(Records that describe figures)
......
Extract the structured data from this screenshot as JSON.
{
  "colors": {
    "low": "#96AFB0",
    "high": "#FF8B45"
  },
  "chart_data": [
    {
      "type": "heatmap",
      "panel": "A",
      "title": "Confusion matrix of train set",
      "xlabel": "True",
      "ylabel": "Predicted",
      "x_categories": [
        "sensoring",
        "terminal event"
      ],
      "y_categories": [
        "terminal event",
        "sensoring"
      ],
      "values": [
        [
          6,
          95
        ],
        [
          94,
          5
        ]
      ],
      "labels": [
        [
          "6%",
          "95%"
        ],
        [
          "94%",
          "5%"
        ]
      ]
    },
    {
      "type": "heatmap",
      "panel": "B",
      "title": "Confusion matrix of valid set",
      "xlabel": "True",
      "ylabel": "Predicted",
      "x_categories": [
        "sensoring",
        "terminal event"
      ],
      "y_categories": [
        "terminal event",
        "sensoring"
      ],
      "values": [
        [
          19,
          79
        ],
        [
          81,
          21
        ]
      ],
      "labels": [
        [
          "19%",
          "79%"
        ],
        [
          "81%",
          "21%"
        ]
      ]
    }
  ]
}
......
Go through the listing above and restate it word for word.

- Correct response
Extract the structured data from this screenshot as JSON.
{
  "colors": {
    "low": "#96AFB0",
    "high": "#FF8B45"
  },
  "chart_data": [
    {
      "type": "heatmap",
      "panel": "A",
      "title": "Confusion matrix of train set",
      "xlabel": "True",
      "ylabel": "Predicted",
      "x_categories": [
        "sensoring",
        "terminal event"
      ],
      "y_categories": [
        "terminal event",
        "sensoring"
      ],
      "values": [
        [
          6,
          95
        ],
        [
          94,
          5
        ]
      ],
      "labels": [
        [
          "6%",
          "95%"
        ],
        [
          "94%",
          "5%"
        ]
      ]
    },
    {
      "type": "heatmap",
      "panel": "B",
      "title": "Confusion matrix of valid set",
      "xlabel": "True",
      "ylabel": "Predicted",
      "x_categories": [
        "sensoring",
        "terminal event"
      ],
      "y_categories": [
        "terminal event",
        "sensoring"
      ],
      "values": [
        [
          19,
          79
        ],
        [
          81,
          21
        ]
      ],
      "labels": [
        [
          "19%",
          "79%"
        ],
        [
          "81%",
          "21%"
        ]
      ]
    }
  ]
}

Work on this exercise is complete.